## START DATASET ROWS

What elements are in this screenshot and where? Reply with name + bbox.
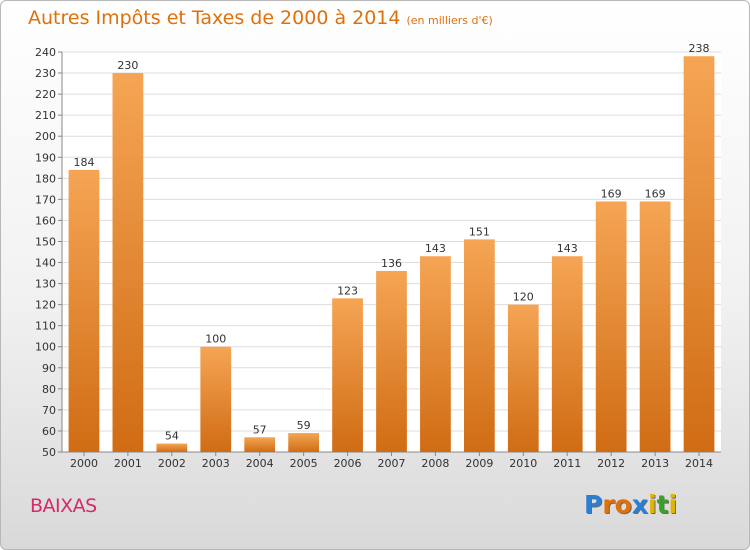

## END DATASET ROWS
## START DATASET ROWS

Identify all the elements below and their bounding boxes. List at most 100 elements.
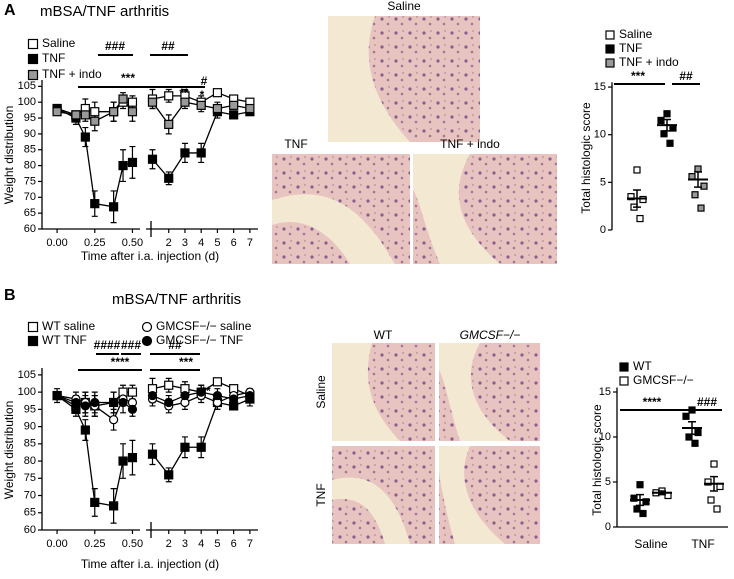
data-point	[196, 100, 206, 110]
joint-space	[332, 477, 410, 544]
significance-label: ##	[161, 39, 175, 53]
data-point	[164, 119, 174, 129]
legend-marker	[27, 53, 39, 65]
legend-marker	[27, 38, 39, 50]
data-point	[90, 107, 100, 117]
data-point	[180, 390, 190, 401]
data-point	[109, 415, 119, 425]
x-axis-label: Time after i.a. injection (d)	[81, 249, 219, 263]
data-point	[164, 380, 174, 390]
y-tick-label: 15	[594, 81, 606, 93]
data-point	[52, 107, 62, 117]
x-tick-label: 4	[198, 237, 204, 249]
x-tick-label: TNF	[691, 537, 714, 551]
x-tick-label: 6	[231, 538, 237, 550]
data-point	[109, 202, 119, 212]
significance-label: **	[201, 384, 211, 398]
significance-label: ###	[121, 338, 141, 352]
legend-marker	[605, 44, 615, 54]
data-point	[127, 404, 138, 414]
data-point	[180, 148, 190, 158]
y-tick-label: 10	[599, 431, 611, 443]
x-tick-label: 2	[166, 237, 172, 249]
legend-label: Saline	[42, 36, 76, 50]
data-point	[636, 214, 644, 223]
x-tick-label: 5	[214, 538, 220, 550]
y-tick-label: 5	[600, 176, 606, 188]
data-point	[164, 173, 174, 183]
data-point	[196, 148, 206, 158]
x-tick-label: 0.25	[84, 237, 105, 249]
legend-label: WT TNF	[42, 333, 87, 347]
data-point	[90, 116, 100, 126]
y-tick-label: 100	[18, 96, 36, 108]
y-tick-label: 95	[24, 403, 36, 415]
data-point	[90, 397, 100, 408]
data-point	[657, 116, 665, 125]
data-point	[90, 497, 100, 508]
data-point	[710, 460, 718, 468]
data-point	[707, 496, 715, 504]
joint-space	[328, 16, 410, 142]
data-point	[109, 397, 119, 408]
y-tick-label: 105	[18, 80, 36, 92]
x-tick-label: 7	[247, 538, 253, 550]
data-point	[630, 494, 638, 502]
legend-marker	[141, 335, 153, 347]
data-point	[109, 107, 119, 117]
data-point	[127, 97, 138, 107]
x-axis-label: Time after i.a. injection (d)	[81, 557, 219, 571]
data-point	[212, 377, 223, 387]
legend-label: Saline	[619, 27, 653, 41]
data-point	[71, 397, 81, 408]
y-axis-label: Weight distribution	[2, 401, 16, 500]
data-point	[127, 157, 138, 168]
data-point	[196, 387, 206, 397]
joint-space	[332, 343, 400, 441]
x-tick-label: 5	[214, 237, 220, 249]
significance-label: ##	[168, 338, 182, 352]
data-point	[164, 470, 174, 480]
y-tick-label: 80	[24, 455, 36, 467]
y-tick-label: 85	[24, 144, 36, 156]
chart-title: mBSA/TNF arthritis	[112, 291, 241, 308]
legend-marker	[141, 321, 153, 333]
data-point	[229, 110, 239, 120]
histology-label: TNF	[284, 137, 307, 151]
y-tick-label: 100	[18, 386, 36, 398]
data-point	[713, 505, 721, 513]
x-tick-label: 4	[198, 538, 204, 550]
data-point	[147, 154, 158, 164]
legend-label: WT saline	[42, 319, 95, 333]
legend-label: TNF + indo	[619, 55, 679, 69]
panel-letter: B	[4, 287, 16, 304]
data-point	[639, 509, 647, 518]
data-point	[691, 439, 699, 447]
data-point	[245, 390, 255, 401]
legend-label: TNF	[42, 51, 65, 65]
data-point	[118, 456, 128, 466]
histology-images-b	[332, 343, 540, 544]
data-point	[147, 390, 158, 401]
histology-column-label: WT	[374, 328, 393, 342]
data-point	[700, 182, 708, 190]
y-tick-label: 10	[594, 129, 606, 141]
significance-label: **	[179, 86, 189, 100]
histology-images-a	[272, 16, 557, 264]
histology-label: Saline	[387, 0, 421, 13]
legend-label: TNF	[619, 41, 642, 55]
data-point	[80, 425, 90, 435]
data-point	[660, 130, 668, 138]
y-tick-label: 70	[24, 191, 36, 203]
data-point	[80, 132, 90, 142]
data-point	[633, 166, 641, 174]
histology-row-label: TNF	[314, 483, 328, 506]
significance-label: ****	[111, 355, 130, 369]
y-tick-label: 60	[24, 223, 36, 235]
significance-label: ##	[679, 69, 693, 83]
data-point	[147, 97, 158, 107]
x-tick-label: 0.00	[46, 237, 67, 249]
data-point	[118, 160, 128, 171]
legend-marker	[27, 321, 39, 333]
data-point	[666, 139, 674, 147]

## END DATASET ROWS

Rewrite the part of the records that opens with the line containing "Identify all the" and closes with the line containing "36, 76, 50]" as a numbered list, both of those lines included and any blank lines omitted. Leave the pictures out of your answer.

1. Identify all the elements below and their bounding boxes. List at most 100 elements.
2. data-point	[196, 100, 206, 110]
3. joint-space	[332, 477, 410, 544]
4. significance-label: ##	[161, 39, 175, 53]
5. data-point	[164, 119, 174, 129]
6. legend-marker	[27, 53, 39, 65]
7. legend-marker	[27, 38, 39, 50]
8. data-point	[90, 107, 100, 117]
9. data-point	[180, 390, 190, 401]
10. data-point	[109, 415, 119, 425]
11. x-axis-label: Time after i.a. injection (d)	[81, 249, 219, 263]
12. data-point	[164, 380, 174, 390]
13. y-tick-label: 15	[594, 81, 606, 93]
14. data-point	[52, 107, 62, 117]
15. x-tick-label: 4	[198, 237, 204, 249]
16. x-tick-label: TNF	[691, 537, 714, 551]
17. x-tick-label: 6	[231, 538, 237, 550]
18. data-point	[109, 202, 119, 212]
19. significance-label: **	[201, 384, 211, 398]
20. significance-label: ###	[121, 338, 141, 352]
21. legend-marker	[605, 44, 615, 54]
22. data-point	[127, 404, 138, 414]
23. data-point	[180, 148, 190, 158]
24. y-tick-label: 10	[599, 431, 611, 443]
25. x-tick-label: 2	[166, 237, 172, 249]
26. legend-label: Saline	[42, 36, 76, 50]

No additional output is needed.